Dataset content >>
— begin —

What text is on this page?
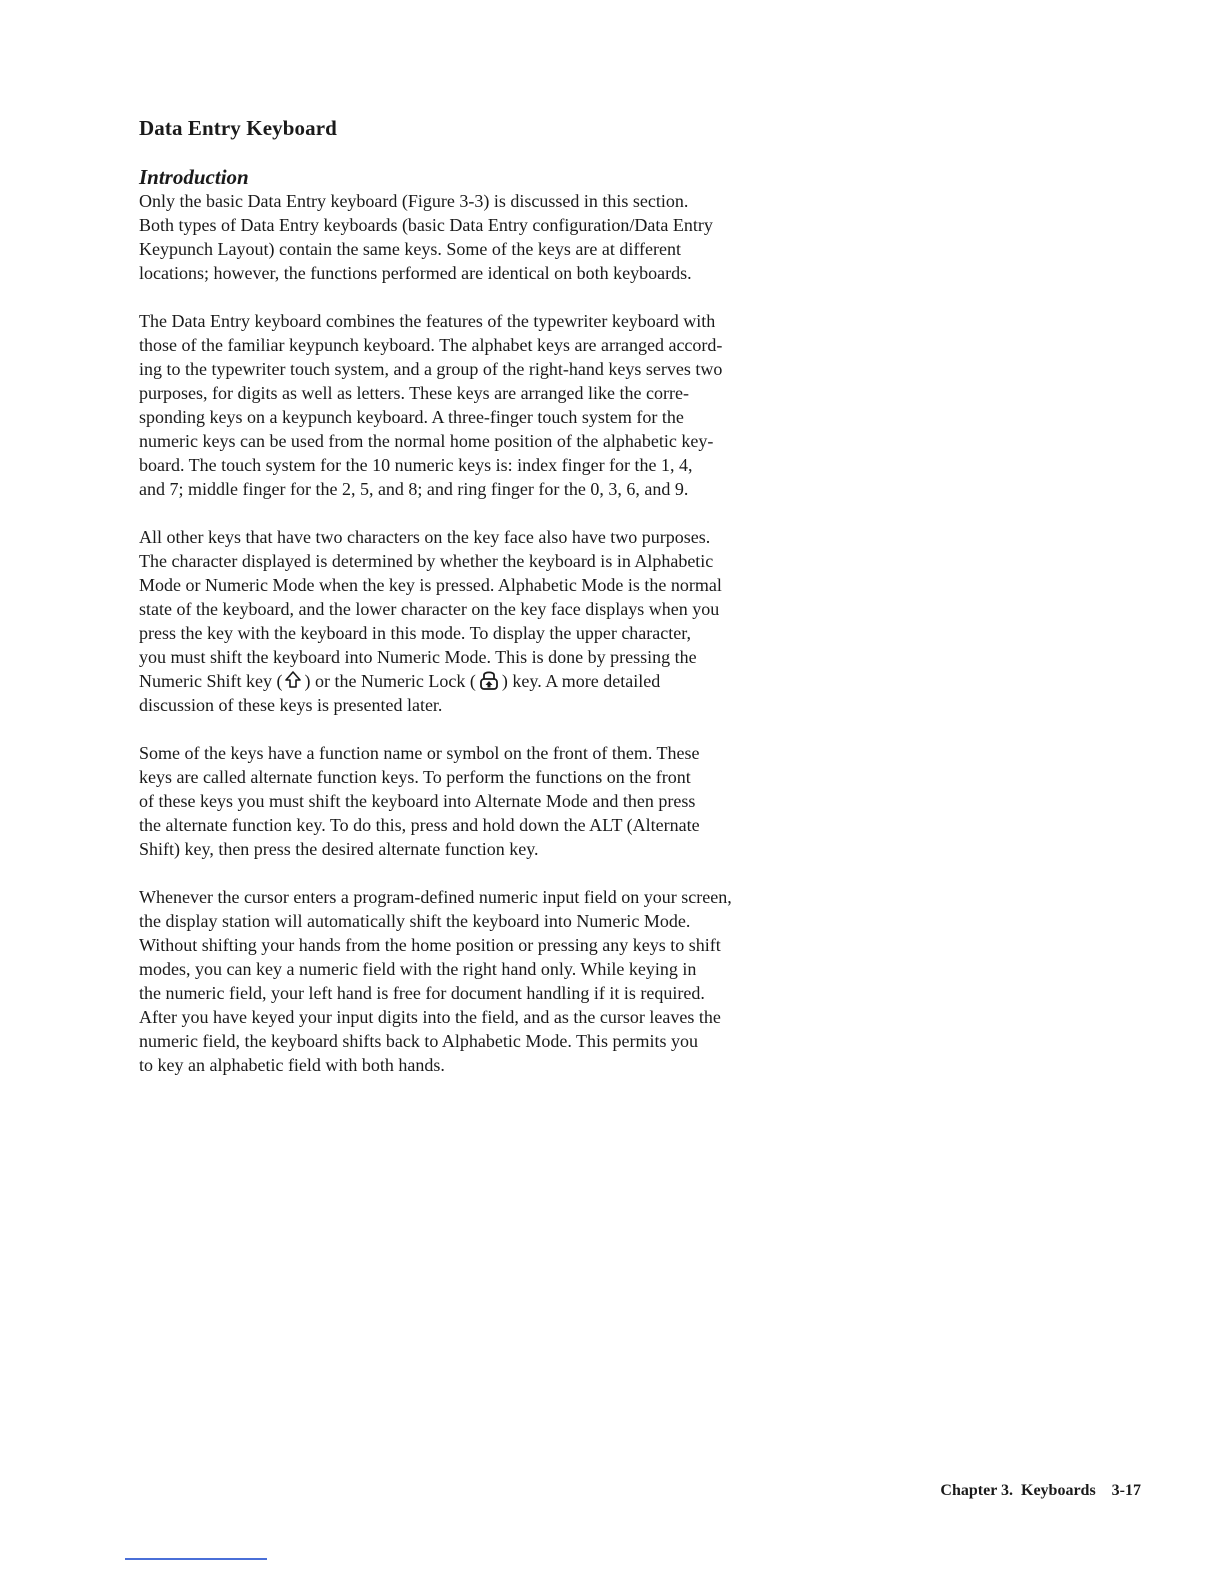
Data Entry Keyboard
Introduction

Only the basic Data Entry keyboard (Figure 3-3) is discussed in this section.
Both types of Data Entry keyboards (basic Data Entry configuration/Data Entry
Keypunch Layout) contain the same keys. Some of the keys are at different
locations; however, the functions performed are identical on both keyboards.

The Data Entry keyboard combines the features of the typewriter keyboard with
those of the familiar keypunch keyboard. The alphabet keys are arranged accord-
ing to the typewriter touch system, and a group of the right-hand keys serves two
purposes, for digits as well as letters. These keys are arranged like the corre-
sponding keys on a keypunch keyboard. A three-finger touch system for the
numeric keys can be used from the normal home position of the alphabetic key-
board. The touch system for the 10 numeric keys is: index finger for the 1, 4,
and 7; middle finger for the 2, 5, and 8; and ring finger for the 0, 3, 6, and 9.

All other keys that have two characters on the key face also have two purposes.
The character displayed is determined by whether the keyboard is in Alphabetic
Mode or Numeric Mode when the key is pressed. Alphabetic Mode is the normal
state of the keyboard, and the lower character on the key face displays when you
press the key with the keyboard in this mode. To display the upper character,
you must shift the keyboard into Numeric Mode. This is done by pressing the
Numeric Shift key ( ) or the Numeric Lock ( ) key. A more detailed
discussion of these keys is presented later.

Some of the keys have a function name or symbol on the front of them. These
keys are called alternate function keys. To perform the functions on the front
of these keys you must shift the keyboard into Alternate Mode and then press
the alternate function key. To do this, press and hold down the ALT (Alternate
Shift) key, then press the desired alternate function key.

Whenever the cursor enters a program-defined numeric input field on your screen,
the display station will automatically shift the keyboard into Numeric Mode.
Without shifting your hands from the home position or pressing any keys to shift
modes, you can key a numeric field with the right hand only. While keying in
the numeric field, your left hand is free for document handling if it is required.
After you have keyed your input digits into the field, and as the cursor leaves the
numeric field, the keyboard shifts back to Alphabetic Mode. This permits you
to key an alphabetic field with both hands.

Chapter 3. Keyboards 3-17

— end —

Work to be completed >>
Every line above should be returned exactly; the pictures stay out.

Completed exercise >>
What text is on this page?
Data Entry Keyboard
Introduction

Only the basic Data Entry keyboard (Figure 3-3) is discussed in this section.
Both types of Data Entry keyboards (basic Data Entry configuration/Data Entry
Keypunch Layout) contain the same keys. Some of the keys are at different
locations; however, the functions performed are identical on both keyboards.

The Data Entry keyboard combines the features of the typewriter keyboard with
those of the familiar keypunch keyboard. The alphabet keys are arranged accord-
ing to the typewriter touch system, and a group of the right-hand keys serves two
purposes, for digits as well as letters. These keys are arranged like the corre-
sponding keys on a keypunch keyboard. A three-finger touch system for the
numeric keys can be used from the normal home position of the alphabetic key-
board. The touch system for the 10 numeric keys is: index finger for the 1, 4,
and 7; middle finger for the 2, 5, and 8; and ring finger for the 0, 3, 6, and 9.

All other keys that have two characters on the key face also have two purposes.
The character displayed is determined by whether the keyboard is in Alphabetic
Mode or Numeric Mode when the key is pressed. Alphabetic Mode is the normal
state of the keyboard, and the lower character on the key face displays when you
press the key with the keyboard in this mode. To display the upper character,
you must shift the keyboard into Numeric Mode. This is done by pressing the
Numeric Shift key ( ) or the Numeric Lock ( ) key. A more detailed
discussion of these keys is presented later.

Some of the keys have a function name or symbol on the front of them. These
keys are called alternate function keys. To perform the functions on the front
of these keys you must shift the keyboard into Alternate Mode and then press
the alternate function key. To do this, press and hold down the ALT (Alternate
Shift) key, then press the desired alternate function key.

Whenever the cursor enters a program-defined numeric input field on your screen,
the display station will automatically shift the keyboard into Numeric Mode.
Without shifting your hands from the home position or pressing any keys to shift
modes, you can key a numeric field with the right hand only. While keying in
the numeric field, your left hand is free for document handling if it is required.
After you have keyed your input digits into the field, and as the cursor leaves the
numeric field, the keyboard shifts back to Alphabetic Mode. This permits you
to key an alphabetic field with both hands.

Chapter 3. Keyboards 3-17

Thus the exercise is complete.